--- START OF INPUT ---

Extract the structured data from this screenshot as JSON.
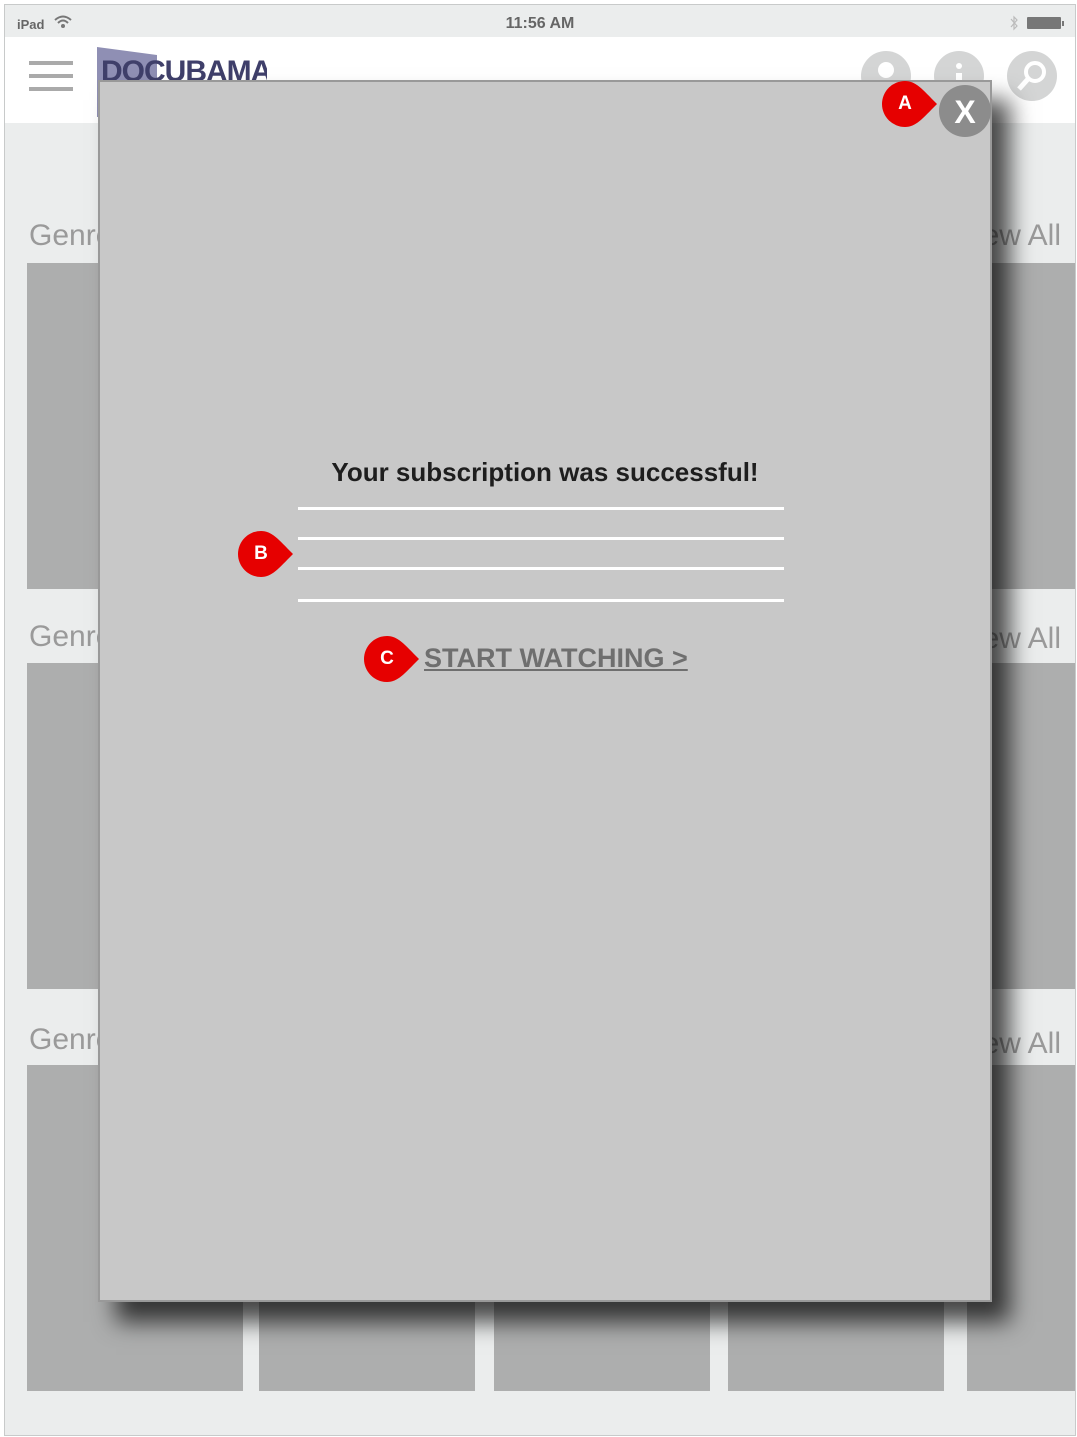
{
  "status_bar": {
    "device": "iPad",
    "time": "11:56 AM"
  },
  "header": {
    "logo_text": "DOCUBAMA",
    "icons": [
      "user-icon",
      "info-icon",
      "search-icon"
    ]
  },
  "sections": [
    {
      "title": "Genre",
      "view_all": "View All"
    },
    {
      "title": "Genre",
      "view_all": "View All"
    },
    {
      "title": "Genre",
      "view_all": "View All"
    }
  ],
  "modal": {
    "close_label": "X",
    "title": "Your subscription was successful!",
    "placeholder_lines": 4,
    "cta_label": "START WATCHING >"
  },
  "annotations": [
    "A",
    "B",
    "C"
  ],
  "colors": {
    "marker": "#e60000",
    "modal_bg": "#c8c8c8",
    "tile": "#adaeae",
    "logo": "#8f8fb4"
  }
}
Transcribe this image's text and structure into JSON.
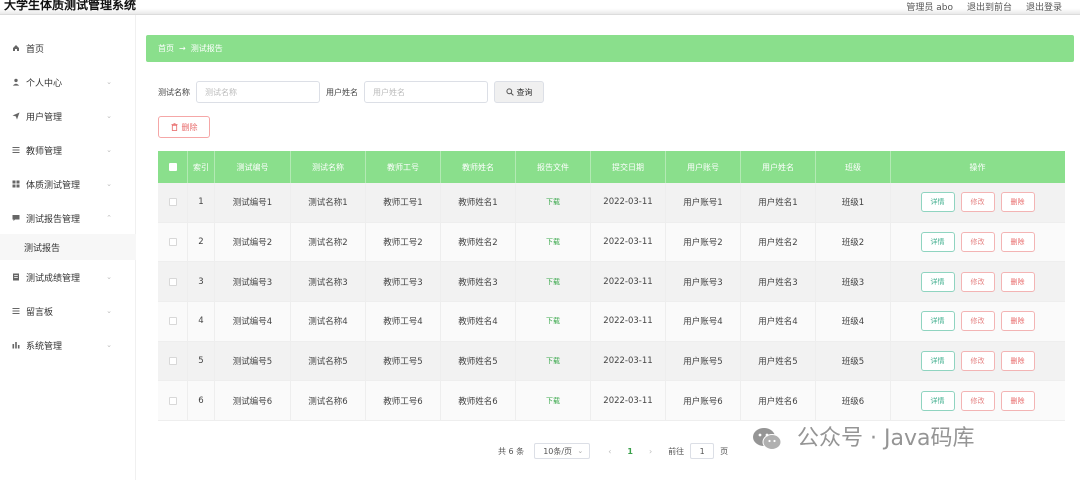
{
  "header": {
    "title": "大学生体质测试管理系统",
    "admin": "管理员 abo",
    "back_front": "退出到前台",
    "logout": "退出登录"
  },
  "sidebar": {
    "items": [
      {
        "label": "首页",
        "icon": "home-icon"
      },
      {
        "label": "个人中心",
        "icon": "user-icon"
      },
      {
        "label": "用户管理",
        "icon": "send-icon"
      },
      {
        "label": "教师管理",
        "icon": "list-icon"
      },
      {
        "label": "体质测试管理",
        "icon": "grid-icon"
      },
      {
        "label": "测试报告管理",
        "icon": "chat-icon"
      },
      {
        "label": "测试成绩管理",
        "icon": "doc-icon"
      },
      {
        "label": "留言板",
        "icon": "list-icon"
      },
      {
        "label": "系统管理",
        "icon": "bars-icon"
      }
    ],
    "sub_item": "测试报告"
  },
  "breadcrumb": {
    "home": "首页",
    "sep": "→",
    "current": "测试报告"
  },
  "search": {
    "name_label": "测试名称",
    "name_placeholder": "测试名称",
    "user_label": "用户姓名",
    "user_placeholder": "用户姓名",
    "query_label": "查询"
  },
  "toolbar": {
    "delete_label": "删除"
  },
  "table": {
    "headers": [
      "索引",
      "测试编号",
      "测试名称",
      "教师工号",
      "教师姓名",
      "报告文件",
      "提交日期",
      "用户账号",
      "用户姓名",
      "班级",
      "操作"
    ],
    "rows": [
      {
        "idx": "1",
        "code": "测试编号1",
        "name": "测试名称1",
        "tid": "教师工号1",
        "tname": "教师姓名1",
        "file": "下载",
        "date": "2022-03-11",
        "uacc": "用户账号1",
        "uname": "用户姓名1",
        "cls": "班级1"
      },
      {
        "idx": "2",
        "code": "测试编号2",
        "name": "测试名称2",
        "tid": "教师工号2",
        "tname": "教师姓名2",
        "file": "下载",
        "date": "2022-03-11",
        "uacc": "用户账号2",
        "uname": "用户姓名2",
        "cls": "班级2"
      },
      {
        "idx": "3",
        "code": "测试编号3",
        "name": "测试名称3",
        "tid": "教师工号3",
        "tname": "教师姓名3",
        "file": "下载",
        "date": "2022-03-11",
        "uacc": "用户账号3",
        "uname": "用户姓名3",
        "cls": "班级3"
      },
      {
        "idx": "4",
        "code": "测试编号4",
        "name": "测试名称4",
        "tid": "教师工号4",
        "tname": "教师姓名4",
        "file": "下载",
        "date": "2022-03-11",
        "uacc": "用户账号4",
        "uname": "用户姓名4",
        "cls": "班级4"
      },
      {
        "idx": "5",
        "code": "测试编号5",
        "name": "测试名称5",
        "tid": "教师工号5",
        "tname": "教师姓名5",
        "file": "下载",
        "date": "2022-03-11",
        "uacc": "用户账号5",
        "uname": "用户姓名5",
        "cls": "班级5"
      },
      {
        "idx": "6",
        "code": "测试编号6",
        "name": "测试名称6",
        "tid": "教师工号6",
        "tname": "教师姓名6",
        "file": "下载",
        "date": "2022-03-11",
        "uacc": "用户账号6",
        "uname": "用户姓名6",
        "cls": "班级6"
      }
    ],
    "actions": {
      "detail": "详情",
      "edit": "修改",
      "delete": "删除"
    }
  },
  "pagination": {
    "total": "共 6 条",
    "page_size": "10条/页",
    "current_page": "1",
    "goto_label": "前往",
    "goto_value": "1",
    "page_suffix": "页"
  },
  "watermark": {
    "text": "公众号 · Java码库"
  },
  "colors": {
    "accent_green": "#8adf8c",
    "danger": "#e86a6a",
    "link_green": "#39a84b"
  }
}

--- END OF INPUT ---

TASK - For the material, find the number of lines holding the word "uname" and give that figure and nothing more.

WRITTEN ANSWER - 6